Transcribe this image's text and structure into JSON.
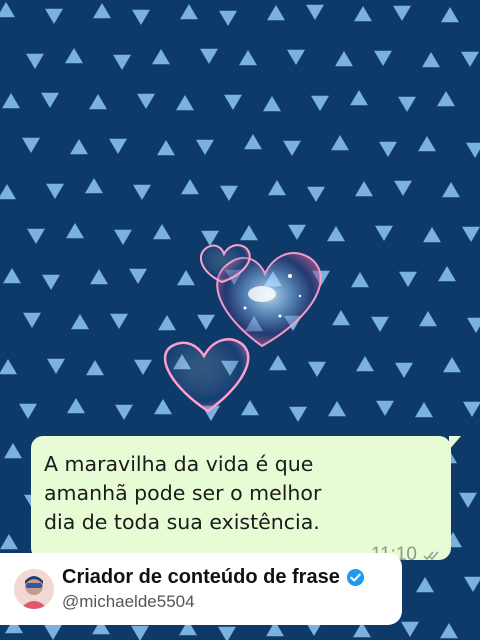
{
  "background": {
    "color": "#0e3a6a",
    "pattern_color": "#7ab1dd",
    "pattern": "triangles"
  },
  "message": {
    "text": "A maravilha da vida é que\namanhã pode ser o melhor\ndia de toda sua existência.",
    "time": "11:10",
    "status_icon": "double-check-icon",
    "bubble_color": "#e7fbd5"
  },
  "profile": {
    "name": "Criador de conteúdo de frase",
    "handle": "@michaelde5504",
    "verified_icon": "verified-badge-icon",
    "accent": "#1d9bf0"
  }
}
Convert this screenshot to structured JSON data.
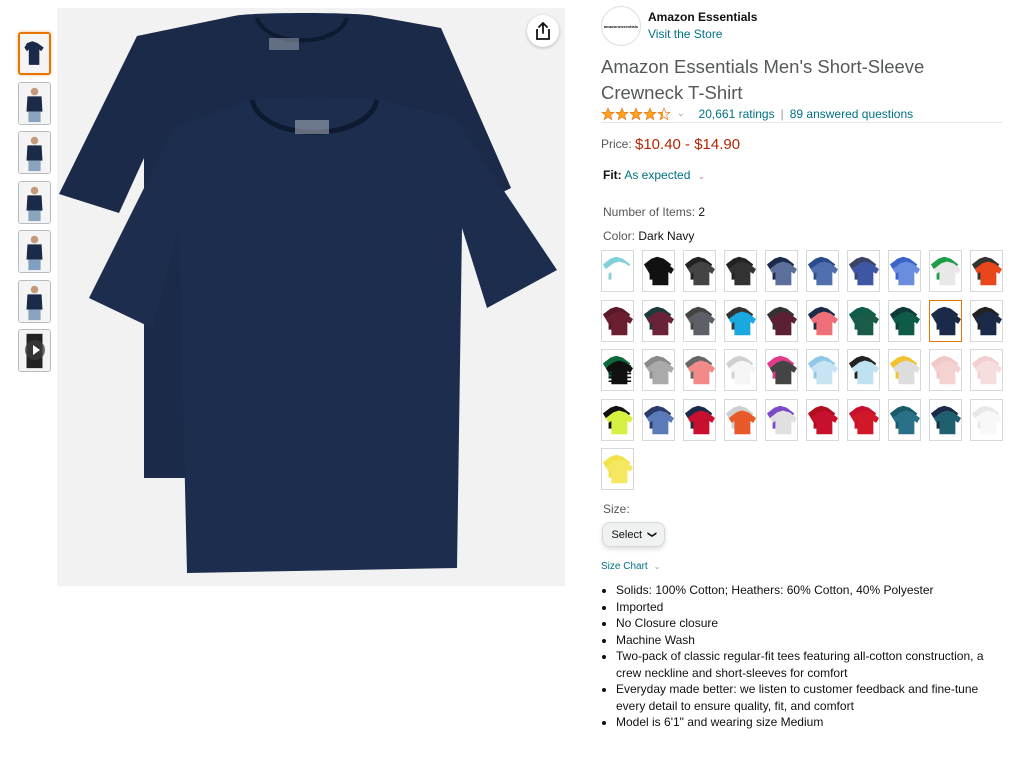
{
  "brand": {
    "logo_text": "amazonessentials",
    "name": "Amazon Essentials",
    "store_link": "Visit the Store"
  },
  "product": {
    "title": "Amazon Essentials Men's Short-Sleeve Crewneck T-Shirt",
    "rating_stars": 4.4,
    "ratings_count": "20,661 ratings",
    "answered_questions": "89 answered questions",
    "price_label": "Price:",
    "price": "$10.40 - $14.90",
    "fit_label": "Fit:",
    "fit_value": "As expected",
    "num_items_label": "Number of Items:",
    "num_items_value": "2",
    "color_label": "Color:",
    "color_value": "Dark Navy",
    "size_label": "Size:",
    "size_select": "Select",
    "size_chart": "Size Chart",
    "bullets": [
      "Solids: 100% Cotton; Heathers: 60% Cotton, 40% Polyester",
      "Imported",
      "No Closure closure",
      "Machine Wash",
      "Two-pack of classic regular-fit tees featuring all-cotton construction, a crew neckline and short-sleeves for comfort",
      "Everyday made better: we listen to customer feedback and fine-tune every detail to ensure quality, fit, and comfort",
      "Model is 6'1\" and wearing size Medium"
    ]
  },
  "colors": {
    "accent": "#e77600",
    "link": "#007185",
    "price": "#b12704",
    "star": "#ffa41c",
    "main_shirt": "#1a2a48"
  },
  "thumbnails": [
    {
      "color": "#1a2a48",
      "selected": true
    },
    {
      "color": "#1a2a48",
      "selected": false
    },
    {
      "color": "#1a2a48",
      "selected": false
    },
    {
      "color": "#1a2a48",
      "selected": false
    },
    {
      "color": "#1a2a48",
      "selected": false
    },
    {
      "color": "#1a2a48",
      "selected": false
    },
    {
      "color": "#1a2a48",
      "selected": false,
      "video": true
    }
  ],
  "swatches": [
    {
      "a": "#7fd0d8",
      "b": "#ffffff"
    },
    {
      "a": "#111111",
      "b": "#111111"
    },
    {
      "a": "#222222",
      "b": "#444444"
    },
    {
      "a": "#222222",
      "b": "#333333"
    },
    {
      "a": "#1a2a48",
      "b": "#5b6f9a"
    },
    {
      "a": "#2a4c8a",
      "b": "#4f6fae"
    },
    {
      "a": "#3a4466",
      "b": "#3f56a4"
    },
    {
      "a": "#3b63c8",
      "b": "#6a8de0"
    },
    {
      "a": "#1e9e4a",
      "b": "#e8e8e8"
    },
    {
      "a": "#333333",
      "b": "#e8471c"
    },
    {
      "a": "#5b1a2a",
      "b": "#6a1f30"
    },
    {
      "a": "#1d3a3a",
      "b": "#6a2238"
    },
    {
      "a": "#444444",
      "b": "#5c6066"
    },
    {
      "a": "#333333",
      "b": "#1ba7e0"
    },
    {
      "a": "#333333",
      "b": "#5b2035"
    },
    {
      "a": "#1a2a48",
      "b": "#f0707a"
    },
    {
      "a": "#0e5c4a",
      "b": "#1a5b4a"
    },
    {
      "a": "#0e3a3a",
      "b": "#0e5c48"
    },
    {
      "a": "#1a2a48",
      "b": "#1a2a48",
      "selected": true
    },
    {
      "a": "#222222",
      "b": "#1a2a48"
    },
    {
      "a": "#0c6a3a",
      "b": "#111111",
      "stripes": true
    },
    {
      "a": "#8a8a8a",
      "b": "#aaaaaa"
    },
    {
      "a": "#666666",
      "b": "#f28a8a"
    },
    {
      "a": "#d0d0d0",
      "b": "#f5f5f5"
    },
    {
      "a": "#e23a8a",
      "b": "#444444"
    },
    {
      "a": "#8fc8e8",
      "b": "#c8e4f4"
    },
    {
      "a": "#222222",
      "b": "#bfe2f0"
    },
    {
      "a": "#f2c230",
      "b": "#dddddd"
    },
    {
      "a": "#f0c8c8",
      "b": "#f4d2d2"
    },
    {
      "a": "#f2d0d0",
      "b": "#f6dede"
    },
    {
      "a": "#111111",
      "b": "#d8f042"
    },
    {
      "a": "#2a3a6a",
      "b": "#5a7ab8"
    },
    {
      "a": "#1a2a48",
      "b": "#c8102e"
    },
    {
      "a": "#cfcfcf",
      "b": "#e8592a"
    },
    {
      "a": "#7a4ac8",
      "b": "#e0e0e0"
    },
    {
      "a": "#b00e1e",
      "b": "#c8102e"
    },
    {
      "a": "#c8102e",
      "b": "#d01828"
    },
    {
      "a": "#1a5a6a",
      "b": "#2a7088"
    },
    {
      "a": "#1a2a48",
      "b": "#1f5f6e"
    },
    {
      "a": "#e8e8e8",
      "b": "#f8f8f8"
    },
    {
      "a": "#f2e24a",
      "b": "#f5e860"
    }
  ]
}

§ **SET PROBLEM**
Filter the listing for the word "name" and copy every line that holds it.

§ **ANSWER TO THE EXERCISE**
    "name": "Criador de conteúdo de frase",
    "name": "Amazon Essentials",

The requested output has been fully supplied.